===== Data lines =====

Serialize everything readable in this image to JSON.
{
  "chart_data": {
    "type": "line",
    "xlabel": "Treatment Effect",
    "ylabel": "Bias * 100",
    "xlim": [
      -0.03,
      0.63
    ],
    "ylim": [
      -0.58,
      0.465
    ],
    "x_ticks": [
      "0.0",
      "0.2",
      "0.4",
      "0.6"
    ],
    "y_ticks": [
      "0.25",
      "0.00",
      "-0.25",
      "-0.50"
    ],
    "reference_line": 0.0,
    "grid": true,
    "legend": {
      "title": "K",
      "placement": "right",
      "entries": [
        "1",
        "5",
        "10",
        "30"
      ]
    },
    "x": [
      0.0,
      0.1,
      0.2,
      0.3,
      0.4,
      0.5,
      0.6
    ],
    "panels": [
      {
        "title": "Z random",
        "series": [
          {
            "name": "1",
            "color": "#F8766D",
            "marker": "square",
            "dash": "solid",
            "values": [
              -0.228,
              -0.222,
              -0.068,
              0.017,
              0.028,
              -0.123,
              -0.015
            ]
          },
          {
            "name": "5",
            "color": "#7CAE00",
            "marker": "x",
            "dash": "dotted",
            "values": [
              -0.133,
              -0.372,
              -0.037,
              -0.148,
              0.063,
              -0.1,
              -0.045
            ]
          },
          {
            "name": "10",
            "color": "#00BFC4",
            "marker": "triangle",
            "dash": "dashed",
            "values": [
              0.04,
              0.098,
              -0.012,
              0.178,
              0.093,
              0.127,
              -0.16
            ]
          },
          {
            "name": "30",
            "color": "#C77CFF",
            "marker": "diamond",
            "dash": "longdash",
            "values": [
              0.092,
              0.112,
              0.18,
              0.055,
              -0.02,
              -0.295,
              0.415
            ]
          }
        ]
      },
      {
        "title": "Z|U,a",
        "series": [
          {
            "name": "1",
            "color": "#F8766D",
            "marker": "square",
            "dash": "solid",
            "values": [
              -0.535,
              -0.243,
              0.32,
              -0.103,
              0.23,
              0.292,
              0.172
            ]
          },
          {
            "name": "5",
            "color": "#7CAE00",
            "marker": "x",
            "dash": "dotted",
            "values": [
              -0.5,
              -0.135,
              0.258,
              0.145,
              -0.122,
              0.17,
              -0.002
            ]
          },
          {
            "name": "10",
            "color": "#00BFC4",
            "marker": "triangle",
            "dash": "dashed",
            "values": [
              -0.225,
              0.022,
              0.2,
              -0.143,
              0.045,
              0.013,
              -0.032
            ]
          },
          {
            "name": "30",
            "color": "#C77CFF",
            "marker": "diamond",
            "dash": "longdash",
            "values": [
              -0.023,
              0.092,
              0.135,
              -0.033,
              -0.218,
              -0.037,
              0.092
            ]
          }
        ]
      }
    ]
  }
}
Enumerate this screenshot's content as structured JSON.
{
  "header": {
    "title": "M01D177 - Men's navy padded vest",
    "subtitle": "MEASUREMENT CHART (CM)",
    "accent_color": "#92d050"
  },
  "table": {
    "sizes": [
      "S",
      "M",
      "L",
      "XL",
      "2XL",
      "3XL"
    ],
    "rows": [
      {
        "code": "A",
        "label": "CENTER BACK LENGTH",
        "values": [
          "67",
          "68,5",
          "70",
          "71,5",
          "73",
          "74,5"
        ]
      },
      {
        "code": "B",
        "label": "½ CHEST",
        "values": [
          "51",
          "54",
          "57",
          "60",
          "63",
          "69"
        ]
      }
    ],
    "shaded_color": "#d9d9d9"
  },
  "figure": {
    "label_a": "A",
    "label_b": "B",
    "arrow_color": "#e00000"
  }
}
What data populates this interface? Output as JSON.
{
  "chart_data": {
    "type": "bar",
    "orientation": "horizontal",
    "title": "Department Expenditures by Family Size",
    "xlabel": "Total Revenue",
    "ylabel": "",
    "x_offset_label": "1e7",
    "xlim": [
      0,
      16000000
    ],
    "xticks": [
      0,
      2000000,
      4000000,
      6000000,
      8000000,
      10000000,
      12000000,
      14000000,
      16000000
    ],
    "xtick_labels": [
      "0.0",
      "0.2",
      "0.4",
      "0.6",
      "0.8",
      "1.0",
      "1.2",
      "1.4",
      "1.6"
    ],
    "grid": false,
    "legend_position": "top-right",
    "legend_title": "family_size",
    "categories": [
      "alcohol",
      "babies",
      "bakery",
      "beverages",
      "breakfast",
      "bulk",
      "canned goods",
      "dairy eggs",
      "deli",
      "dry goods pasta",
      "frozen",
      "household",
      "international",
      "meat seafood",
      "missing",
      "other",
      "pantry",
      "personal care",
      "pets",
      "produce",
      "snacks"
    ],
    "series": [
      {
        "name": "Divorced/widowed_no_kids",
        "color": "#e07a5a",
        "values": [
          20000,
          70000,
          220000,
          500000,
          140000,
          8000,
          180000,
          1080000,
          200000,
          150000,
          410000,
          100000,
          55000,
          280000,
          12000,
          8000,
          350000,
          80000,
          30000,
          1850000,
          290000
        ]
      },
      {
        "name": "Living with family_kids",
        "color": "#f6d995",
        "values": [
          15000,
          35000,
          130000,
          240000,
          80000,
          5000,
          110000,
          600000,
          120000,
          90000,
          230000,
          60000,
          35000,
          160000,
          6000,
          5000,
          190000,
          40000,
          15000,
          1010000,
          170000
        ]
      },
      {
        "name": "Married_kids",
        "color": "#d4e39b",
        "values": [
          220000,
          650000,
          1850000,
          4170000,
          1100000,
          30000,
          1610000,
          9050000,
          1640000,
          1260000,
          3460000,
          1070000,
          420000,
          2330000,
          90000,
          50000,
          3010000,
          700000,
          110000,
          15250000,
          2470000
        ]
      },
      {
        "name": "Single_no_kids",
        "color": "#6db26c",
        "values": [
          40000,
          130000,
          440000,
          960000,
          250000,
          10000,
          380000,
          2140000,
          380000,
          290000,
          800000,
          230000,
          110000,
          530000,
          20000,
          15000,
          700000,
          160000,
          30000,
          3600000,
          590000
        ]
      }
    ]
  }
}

=====

_Problem details_
Can you reproduce all the material exactly?

_Solution to the problem_
Serialize everything readable in this image to JSON.
{
  "chart_data": {
    "type": "line",
    "xlabel": "Treatment Effect",
    "ylabel": "Bias * 100",
    "xlim": [
      -0.03,
      0.63
    ],
    "ylim": [
      -0.58,
      0.465
    ],
    "x_ticks": [
      "0.0",
      "0.2",
      "0.4",
      "0.6"
    ],
    "y_ticks": [
      "0.25",
      "0.00",
      "-0.25",
      "-0.50"
    ],
    "reference_line": 0.0,
    "grid": true,
    "legend": {
      "title": "K",
      "placement": "right",
      "entries": [
        "1",
        "5",
        "10",
        "30"
      ]
    },
    "x": [
      0.0,
      0.1,
      0.2,
      0.3,
      0.4,
      0.5,
      0.6
    ],
    "panels": [
      {
        "title": "Z random",
        "series": [
          {
            "name": "1",
            "color": "#F8766D",
            "marker": "square",
            "dash": "solid",
            "values": [
              -0.228,
              -0.222,
              -0.068,
              0.017,
              0.028,
              -0.123,
              -0.015
            ]
          },
          {
            "name": "5",
            "color": "#7CAE00",
            "marker": "x",
            "dash": "dotted",
            "values": [
              -0.133,
              -0.372,
              -0.037,
              -0.148,
              0.063,
              -0.1,
              -0.045
            ]
          },
          {
            "name": "10",
            "color": "#00BFC4",
            "marker": "triangle",
            "dash": "dashed",
            "values": [
              0.04,
              0.098,
              -0.012,
              0.178,
              0.093,
              0.127,
              -0.16
            ]
          },
          {
            "name": "30",
            "color": "#C77CFF",
            "marker": "diamond",
            "dash": "longdash",
            "values": [
              0.092,
              0.112,
              0.18,
              0.055,
              -0.02,
              -0.295,
              0.415
            ]
          }
        ]
      },
      {
        "title": "Z|U,a",
        "series": [
          {
            "name": "1",
            "color": "#F8766D",
            "marker": "square",
            "dash": "solid",
            "values": [
              -0.535,
              -0.243,
              0.32,
              -0.103,
              0.23,
              0.292,
              0.172
            ]
          },
          {
            "name": "5",
            "color": "#7CAE00",
            "marker": "x",
            "dash": "dotted",
            "values": [
              -0.5,
              -0.135,
              0.258,
              0.145,
              -0.122,
              0.17,
              -0.002
            ]
          },
          {
            "name": "10",
            "color": "#00BFC4",
            "marker": "triangle",
            "dash": "dashed",
            "values": [
              -0.225,
              0.022,
              0.2,
              -0.143,
              0.045,
              0.013,
              -0.032
            ]
          },
          {
            "name": "30",
            "color": "#C77CFF",
            "marker": "diamond",
            "dash": "longdash",
            "values": [
              -0.023,
              0.092,
              0.135,
              -0.033,
              -0.218,
              -0.037,
              0.092
            ]
          }
        ]
      }
    ]
  }
}
Enumerate this screenshot's content as structured JSON.
{
  "header": {
    "title": "M01D177 - Men's navy padded vest",
    "subtitle": "MEASUREMENT CHART (CM)",
    "accent_color": "#92d050"
  },
  "table": {
    "sizes": [
      "S",
      "M",
      "L",
      "XL",
      "2XL",
      "3XL"
    ],
    "rows": [
      {
        "code": "A",
        "label": "CENTER BACK LENGTH",
        "values": [
          "67",
          "68,5",
          "70",
          "71,5",
          "73",
          "74,5"
        ]
      },
      {
        "code": "B",
        "label": "½ CHEST",
        "values": [
          "51",
          "54",
          "57",
          "60",
          "63",
          "69"
        ]
      }
    ],
    "shaded_color": "#d9d9d9"
  },
  "figure": {
    "label_a": "A",
    "label_b": "B",
    "arrow_color": "#e00000"
  }
}
What data populates this interface? Output as JSON.
{
  "chart_data": {
    "type": "bar",
    "orientation": "horizontal",
    "title": "Department Expenditures by Family Size",
    "xlabel": "Total Revenue",
    "ylabel": "",
    "x_offset_label": "1e7",
    "xlim": [
      0,
      16000000
    ],
    "xticks": [
      0,
      2000000,
      4000000,
      6000000,
      8000000,
      10000000,
      12000000,
      14000000,
      16000000
    ],
    "xtick_labels": [
      "0.0",
      "0.2",
      "0.4",
      "0.6",
      "0.8",
      "1.0",
      "1.2",
      "1.4",
      "1.6"
    ],
    "grid": false,
    "legend_position": "top-right",
    "legend_title": "family_size",
    "categories": [
      "alcohol",
      "babies",
      "bakery",
      "beverages",
      "breakfast",
      "bulk",
      "canned goods",
      "dairy eggs",
      "deli",
      "dry goods pasta",
      "frozen",
      "household",
      "international",
      "meat seafood",
      "missing",
      "other",
      "pantry",
      "personal care",
      "pets",
      "produce",
      "snacks"
    ],
    "series": [
      {
        "name": "Divorced/widowed_no_kids",
        "color": "#e07a5a",
        "values": [
          20000,
          70000,
          220000,
          500000,
          140000,
          8000,
          180000,
          1080000,
          200000,
          150000,
          410000,
          100000,
          55000,
          280000,
          12000,
          8000,
          350000,
          80000,
          30000,
          1850000,
          290000
        ]
      },
      {
        "name": "Living with family_kids",
        "color": "#f6d995",
        "values": [
          15000,
          35000,
          130000,
          240000,
          80000,
          5000,
          110000,
          600000,
          120000,
          90000,
          230000,
          60000,
          35000,
          160000,
          6000,
          5000,
          190000,
          40000,
          15000,
          1010000,
          170000
        ]
      },
      {
        "name": "Married_kids",
        "color": "#d4e39b",
        "values": [
          220000,
          650000,
          1850000,
          4170000,
          1100000,
          30000,
          1610000,
          9050000,
          1640000,
          1260000,
          3460000,
          1070000,
          420000,
          2330000,
          90000,
          50000,
          3010000,
          700000,
          110000,
          15250000,
          2470000
        ]
      },
      {
        "name": "Single_no_kids",
        "color": "#6db26c",
        "values": [
          40000,
          130000,
          440000,
          960000,
          250000,
          10000,
          380000,
          2140000,
          380000,
          290000,
          800000,
          230000,
          110000,
          530000,
          20000,
          15000,
          700000,
          160000,
          30000,
          3600000,
          590000
        ]
      }
    ]
  }
}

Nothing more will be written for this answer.